_Exercise description_.
From the listing below, pick out each line with the word "Policyholder".

........

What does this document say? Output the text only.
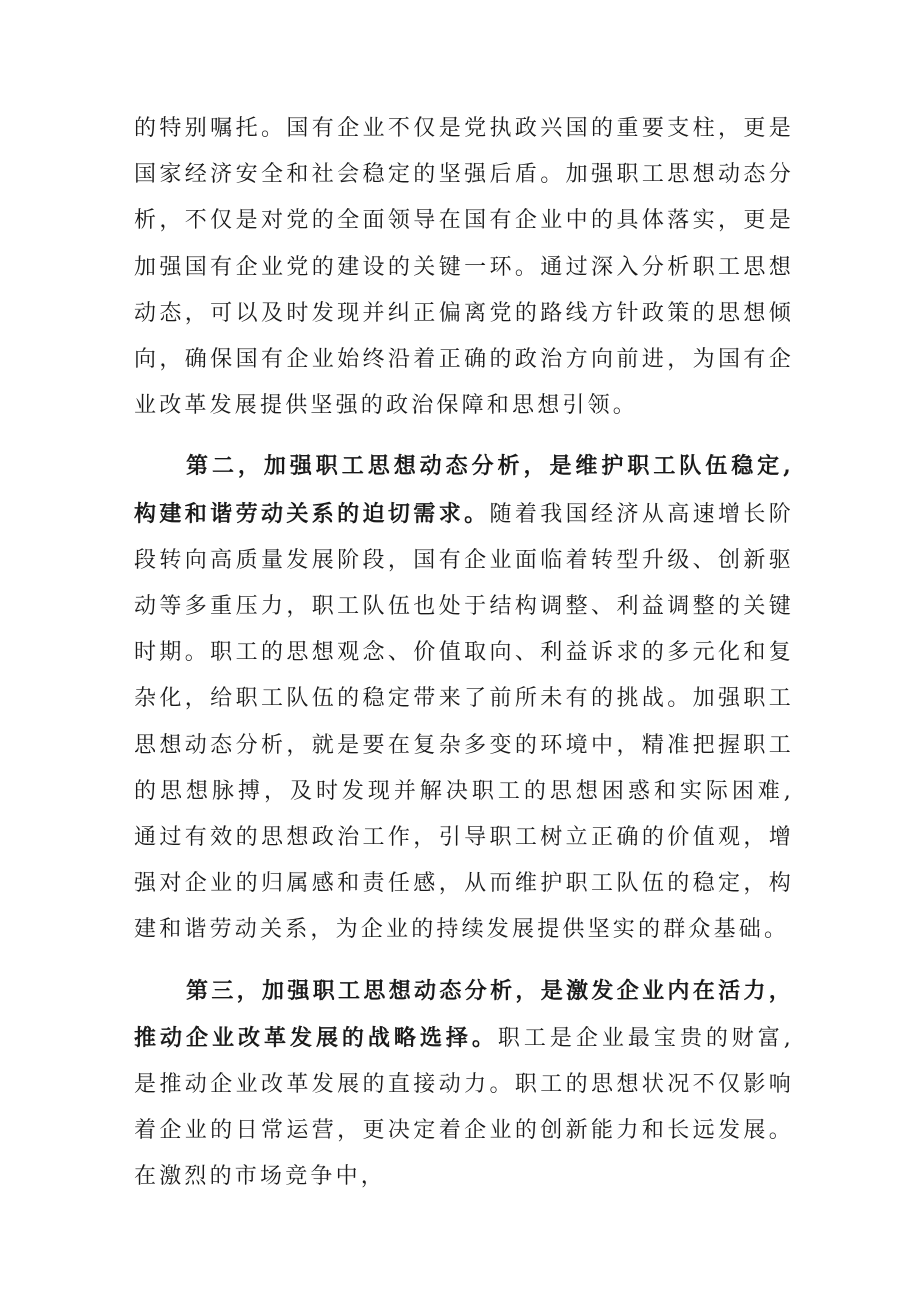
的特别嘱托。国有企业不仅是党执政兴国的重要支柱，更是国家经济安全和社会稳定的坚强后盾。加强职工思想动态分析，不仅是对党的全面领导在国有企业中的具体落实，更是加强国有企业党的建设的关键一环。通过深入分析职工思想动态，可以及时发现并纠正偏离党的路线方针政策的思想倾向，确保国有企业始终沿着正确的政治方向前进，为国有企业改革发展提供坚强的政治保障和思想引领。

第二，加强职工思想动态分析，是维护职工队伍稳定,构建和谐劳动关系的迫切需求。随着我国经济从高速增长阶段转向高质量发展阶段，国有企业面临着转型升级、创新驱动等多重压力，职工队伍也处于结构调整、利益调整的关键时期。职工的思想观念、价值取向、利益诉求的多元化和复杂化，给职工队伍的稳定带来了前所未有的挑战。加强职工思想动态分析，就是要在复杂多变的环境中，精准把握职工的思想脉搏，及时发现并解决职工的思想困惑和实际困难,通过有效的思想政治工作，引导职工树立正确的价值观，增强对企业的归属感和责任感，从而维护职工队伍的稳定，构建和谐劳动关系，为企业的持续发展提供坚实的群众基础。

第三，加强职工思想动态分析，是激发企业内在活力，推动企业改革发展的战略选择。职工是企业最宝贵的财富,是推动企业改革发展的直接动力。职工的思想状况不仅影响着企业的日常运营，更决定着企业的创新能力和长远发展。在激烈的市场竞争中，
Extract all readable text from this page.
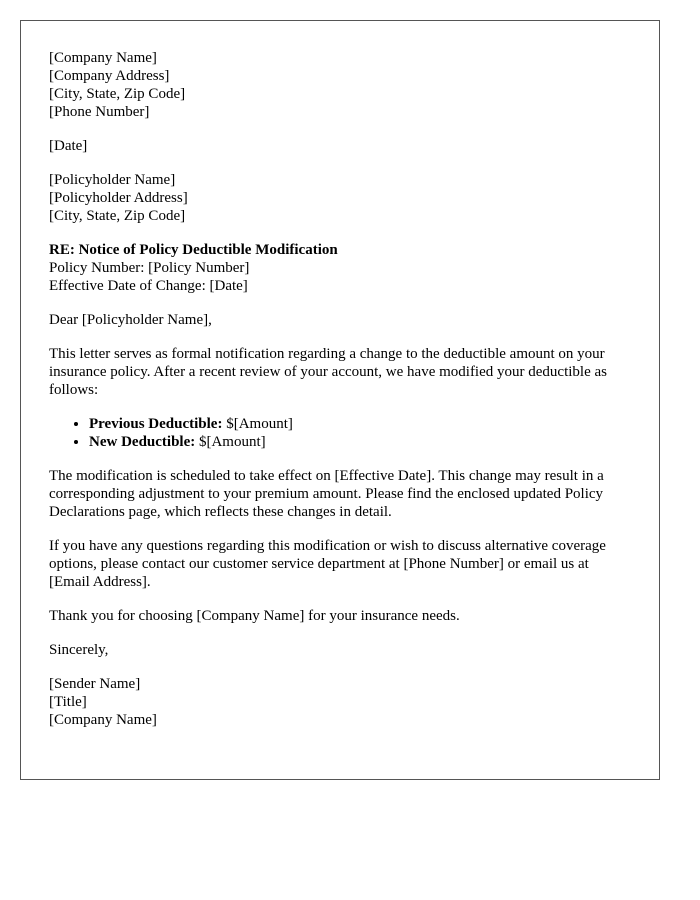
[Company Name]
[Company Address]
[City, State, Zip Code]
[Phone Number]
[Date]
[Policyholder Name]
[Policyholder Address]
[City, State, Zip Code]
RE: Notice of Policy Deductible Modification
Policy Number: [Policy Number]
Effective Date of Change: [Date]

Dear [Policyholder Name],

This letter serves as formal notification regarding a change to the deductible amount on your insurance policy. After a recent review of your account, we have modified your deductible as follows:

• Previous Deductible: $[Amount]
• New Deductible: $[Amount]

The modification is scheduled to take effect on [Effective Date]. This change may result in a corresponding adjustment to your premium amount. Please find the enclosed updated Policy Declarations page, which reflects these changes in detail.

If you have any questions regarding this modification or wish to discuss alternative coverage options, please contact our customer service department at [Phone Number] or email us at [Email Address].

Thank you for choosing [Company Name] for your insurance needs.

Sincerely,

[Sender Name]
[Title]
[Company Name]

........

_Solution to the exercise_.
[Policyholder Name]
[Policyholder Address]
Dear [Policyholder Name],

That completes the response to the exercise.